#### [AIM]
Output the data word for word, dropping every image.

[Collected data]
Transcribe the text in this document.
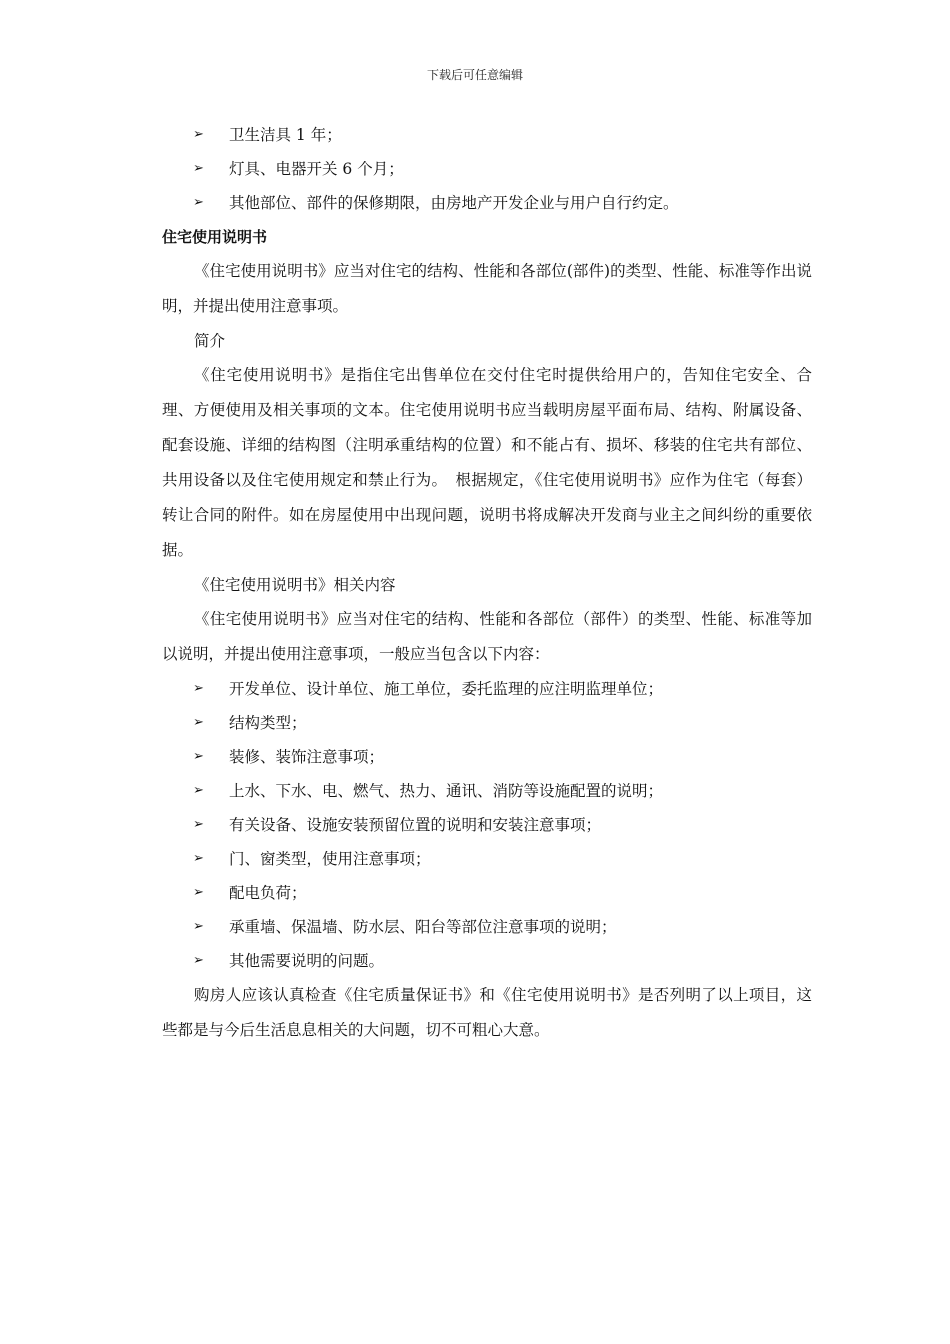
下载后可任意编辑
➢ 卫生洁具 1 年；
➢ 灯具、电器开关 6 个月；
➢ 其他部位、部件的保修期限，由房地产开发企业与用户自行约定。
住宅使用说明书

《住宅使用说明书》应当对住宅的结构、性能和各部位(部件)的类型、性能、标准等作出说明，并提出使用注意事项。

简介

《住宅使用说明书》是指住宅出售单位在交付住宅时提供给用户的，告知住宅安全、合理、方便使用及相关事项的文本。住宅使用说明书应当载明房屋平面布局、结构、附属设备、配套设施、详细的结构图（注明承重结构的位置）和不能占有、损坏、移装的住宅共有部位、共用设备以及住宅使用规定和禁止行为。　根据规定，《住宅使用说明书》应作为住宅（每套）转让合同的附件。如在房屋使用中出现问题，说明书将成解决开发商与业主之间纠纷的重要依据。

《住宅使用说明书》相关内容

《住宅使用说明书》应当对住宅的结构、性能和各部位（部件）的类型、性能、标准等加以说明，并提出使用注意事项，一般应当包含以下内容：

➢ 开发单位、设计单位、施工单位，委托监理的应注明监理单位；
➢ 结构类型；
➢ 装修、装饰注意事项；
➢ 上水、下水、电、燃气、热力、通讯、消防等设施配置的说明；
➢ 有关设备、设施安装预留位置的说明和安装注意事项；
➢ 门、窗类型，使用注意事项；
➢ 配电负荷；
➢ 承重墙、保温墙、防水层、阳台等部位注意事项的说明；
➢ 其他需要说明的问题。

购房人应该认真检查《住宅质量保证书》和《住宅使用说明书》是否列明了以上项目，这些都是与今后生活息息相关的大问题，切不可粗心大意。
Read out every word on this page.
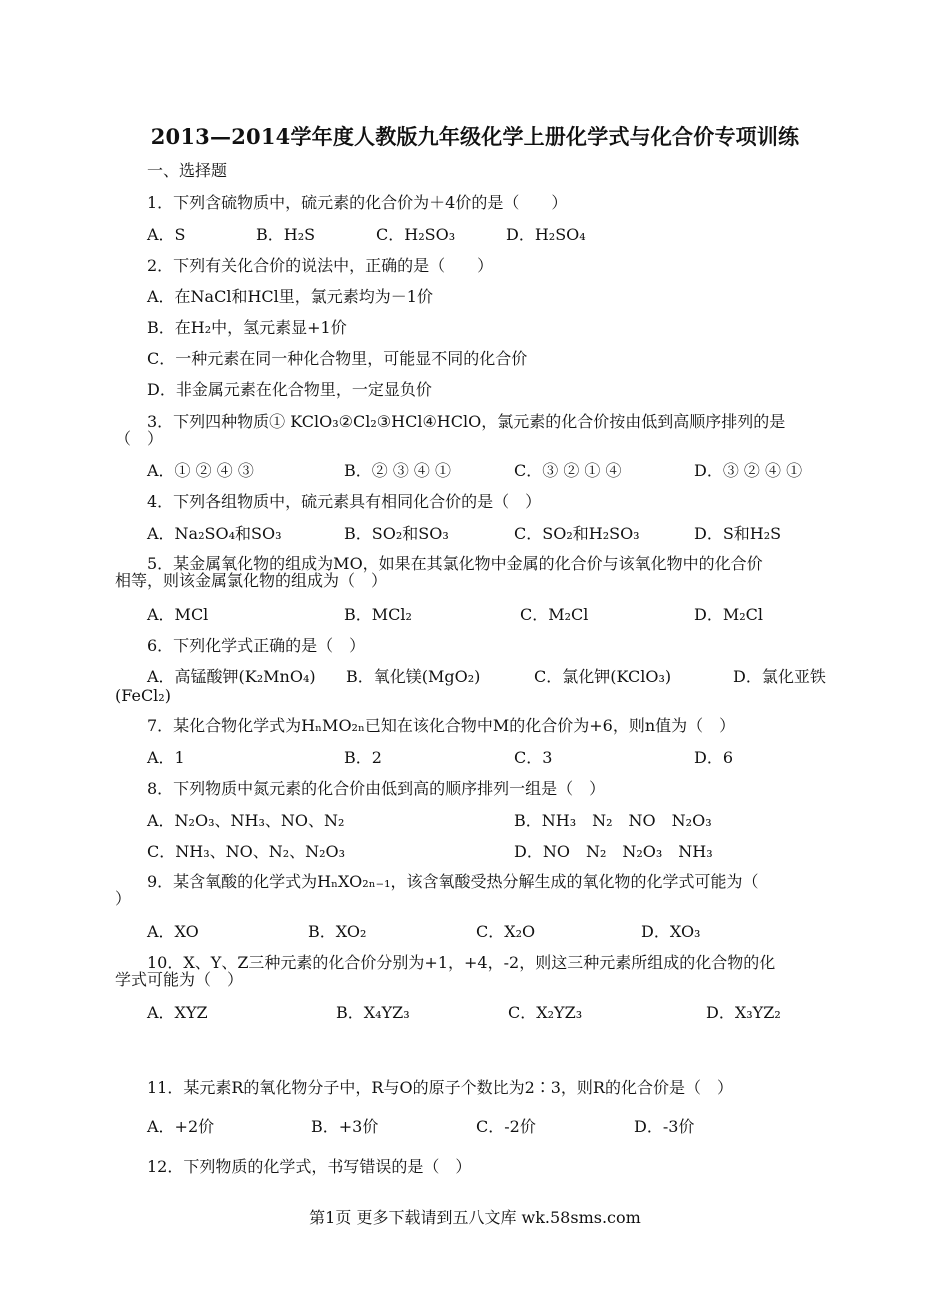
2013—2014学年度人教版九年级化学上册化学式与化合价专项训练
一、选择题
1．下列含硫物质中，硫元素的化合价为＋4价的是（　　）
A．S	B．H₂S	C．H₂SO₃	D．H₂SO₄
2．下列有关化合价的说法中，正确的是（　　）
A．在NaCl和HCl里，氯元素均为－1价
B．在H₂中，氢元素显+1价
C．一种元素在同一种化合物里，可能显不同的化合价
D．非金属元素在化合物里，一定显负价
3．下列四种物质① KClO₃②Cl₂③HCl④HClO，氯元素的化合价按由低到高顺序排列的是
（　）
A．① ② ④ ③	B．② ③ ④ ①	C．③ ② ① ④	D．③ ② ④ ①
4．下列各组物质中，硫元素具有相同化合价的是（　）
A．Na₂SO₄和SO₃	B．SO₂和SO₃	C．SO₂和H₂SO₃	D．S和H₂S
5．某金属氧化物的组成为MO，如果在其氯化物中金属的化合价与该氧化物中的化合价
相等，则该金属氯化物的组成为（　）
A．MCl	B．MCl₂	C．M₂Cl	D．M₂Cl
6．下列化学式正确的是（　）
A．高锰酸钾(K₂MnO₄) B．氧化镁(MgO₂)	C．氯化钾(KClO₃)	D．氯化亚铁
(FeCl₂)
7．某化合物化学式为HₙMO₂ₙ已知在该化合物中M的化合价为+6，则n值为（　）
A．1	B．2	C．3	D．6
8．下列物质中氮元素的化合价由低到高的顺序排列一组是（　）
A．N₂O₃、NH₃、NO、N₂	B．NH₃　N₂　NO　N₂O₃
C．NH₃、NO、N₂、N₂O₃	D．NO　N₂　N₂O₃　NH₃
9．某含氧酸的化学式为HₙXO₂ₙ₋₁，该含氧酸受热分解生成的氧化物的化学式可能为（
）
A．XO	B．XO₂	C．X₂O	D．XO₃
10．X、Y、Z三种元素的化合价分别为+1，+4，-2，则这三种元素所组成的化合物的化
学式可能为（　）
A．XYZ	B．X₄YZ₃	C．X₂YZ₃	D．X₃YZ₂
11．某元素R的氧化物分子中，R与O的原子个数比为2∶3，则R的化合价是（　）
A．+2价	B．+3价	C．-2价	D．-3价
12．下列物质的化学式，书写错误的是（　）
第1页 更多下载请到五八文库 wk.58sms.com
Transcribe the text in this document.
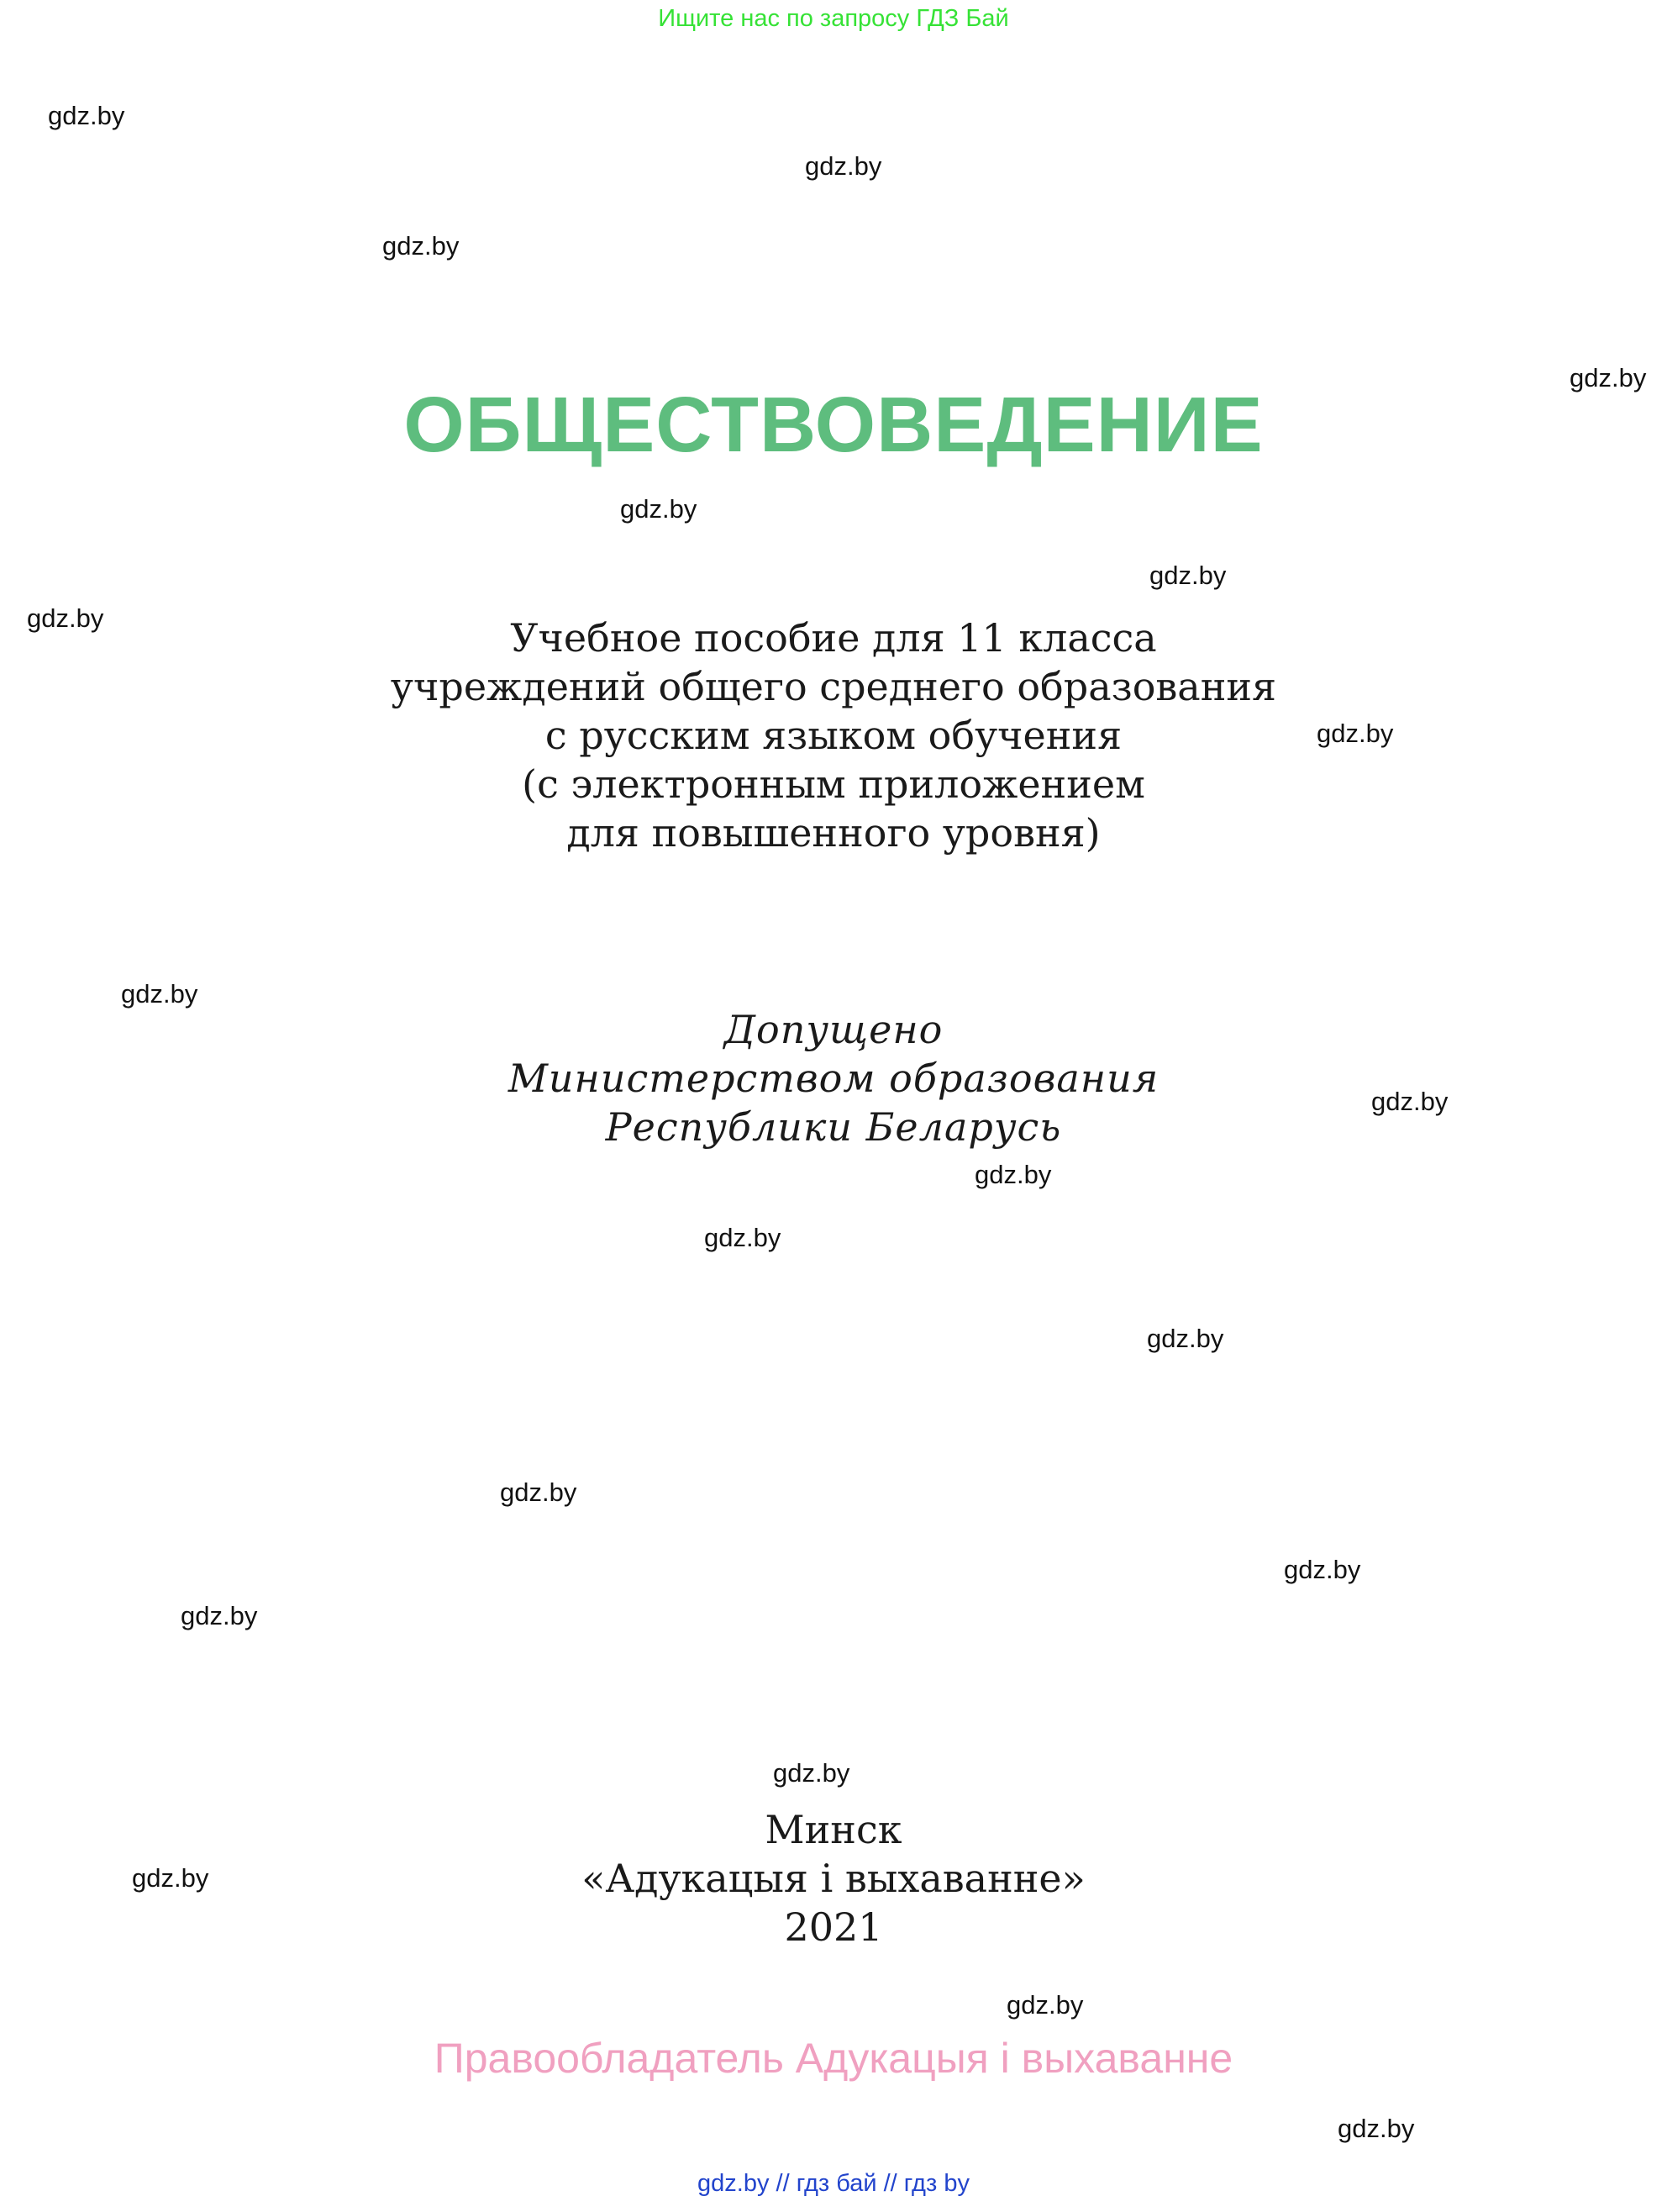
Ищите нас по запросу ГДЗ Бай
gdz.by
gdz.by
gdz.by
gdz.by
ОБЩЕСТВОВЕДЕНИЕ
gdz.by
gdz.by
gdz.by
gdz.by
Учебное пособие для 11 класса
учреждений общего среднего образования
с русским языком обучения
(с электронным приложением
для повышенного уровня)
gdz.by
Допущено
Министерством образования
Республики Беларусь
gdz.by
gdz.by
gdz.by
gdz.by
gdz.by
gdz.by
gdz.by
gdz.by
Минск
«Адукацыя і выхаванне»
2021
gdz.by
gdz.by
Правообладатель Адукацыя і выхаванне
gdz.by
gdz.by // гдз бай // гдз by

#### [COMPLETED EXERCISE]
Transcribe the text in this document.
下载后可任意编辑
➢ 卫生洁具 1 年；
➢ 灯具、电器开关 6 个月；
➢ 其他部位、部件的保修期限，由房地产开发企业与用户自行约定。
住宅使用说明书

《住宅使用说明书》应当对住宅的结构、性能和各部位(部件)的类型、性能、标准等作出说明，并提出使用注意事项。

简介

《住宅使用说明书》是指住宅出售单位在交付住宅时提供给用户的，告知住宅安全、合理、方便使用及相关事项的文本。住宅使用说明书应当载明房屋平面布局、结构、附属设备、配套设施、详细的结构图（注明承重结构的位置）和不能占有、损坏、移装的住宅共有部位、共用设备以及住宅使用规定和禁止行为。　根据规定，《住宅使用说明书》应作为住宅（每套）转让合同的附件。如在房屋使用中出现问题，说明书将成解决开发商与业主之间纠纷的重要依据。

《住宅使用说明书》相关内容

《住宅使用说明书》应当对住宅的结构、性能和各部位（部件）的类型、性能、标准等加以说明，并提出使用注意事项，一般应当包含以下内容：

➢ 开发单位、设计单位、施工单位，委托监理的应注明监理单位；
➢ 结构类型；
➢ 装修、装饰注意事项；
➢ 上水、下水、电、燃气、热力、通讯、消防等设施配置的说明；
➢ 有关设备、设施安装预留位置的说明和安装注意事项；
➢ 门、窗类型，使用注意事项；
➢ 配电负荷；
➢ 承重墙、保温墙、防水层、阳台等部位注意事项的说明；
➢ 其他需要说明的问题。

购房人应该认真检查《住宅质量保证书》和《住宅使用说明书》是否列明了以上项目，这些都是与今后生活息息相关的大问题，切不可粗心大意。
Read out every word on this page.
2013—2014学年度人教版九年级化学上册化学式与化合价专项训练
一、选择题
1．下列含硫物质中，硫元素的化合价为＋4价的是（　　）
A．S	B．H₂S	C．H₂SO₃	D．H₂SO₄
2．下列有关化合价的说法中，正确的是（　　）
A．在NaCl和HCl里，氯元素均为－1价
B．在H₂中，氢元素显+1价
C．一种元素在同一种化合物里，可能显不同的化合价
D．非金属元素在化合物里，一定显负价
3．下列四种物质① KClO₃②Cl₂③HCl④HClO，氯元素的化合价按由低到高顺序排列的是
（　）
A．① ② ④ ③	B．② ③ ④ ①	C．③ ② ① ④	D．③ ② ④ ①
4．下列各组物质中，硫元素具有相同化合价的是（　）
A．Na₂SO₄和SO₃	B．SO₂和SO₃	C．SO₂和H₂SO₃	D．S和H₂S
5．某金属氧化物的组成为MO，如果在其氯化物中金属的化合价与该氧化物中的化合价
相等，则该金属氯化物的组成为（　）
A．MCl	B．MCl₂	C．M₂Cl	D．M₂Cl
6．下列化学式正确的是（　）
A．高锰酸钾(K₂MnO₄) B．氧化镁(MgO₂)	C．氯化钾(KClO₃)	D．氯化亚铁
(FeCl₂)
7．某化合物化学式为HₙMO₂ₙ已知在该化合物中M的化合价为+6，则n值为（　）
A．1	B．2	C．3	D．6
8．下列物质中氮元素的化合价由低到高的顺序排列一组是（　）
A．N₂O₃、NH₃、NO、N₂	B．NH₃　N₂　NO　N₂O₃
C．NH₃、NO、N₂、N₂O₃	D．NO　N₂　N₂O₃　NH₃
9．某含氧酸的化学式为HₙXO₂ₙ₋₁，该含氧酸受热分解生成的氧化物的化学式可能为（
）
A．XO	B．XO₂	C．X₂O	D．XO₃
10．X、Y、Z三种元素的化合价分别为+1，+4，-2，则这三种元素所组成的化合物的化
学式可能为（　）
A．XYZ	B．X₄YZ₃	C．X₂YZ₃	D．X₃YZ₂
11．某元素R的氧化物分子中，R与O的原子个数比为2∶3，则R的化合价是（　）
A．+2价	B．+3价	C．-2价	D．-3价
12．下列物质的化学式，书写错误的是（　）
第1页 更多下载请到五八文库 wk.58sms.com
Transcribe the text in this document.
Ищите нас по запросу ГДЗ Бай
gdz.by
gdz.by
gdz.by
gdz.by
ОБЩЕСТВОВЕДЕНИЕ
gdz.by
gdz.by
gdz.by
gdz.by
Учебное пособие для 11 класса
учреждений общего среднего образования
с русским языком обучения
(с электронным приложением
для повышенного уровня)
gdz.by
Допущено
Министерством образования
Республики Беларусь
gdz.by
gdz.by
gdz.by
gdz.by
gdz.by
gdz.by
gdz.by
gdz.by
Минск
«Адукацыя і выхаванне»
2021
gdz.by
gdz.by
Правообладатель Адукацыя і выхаванне
gdz.by
gdz.by // гдз бай // гдз by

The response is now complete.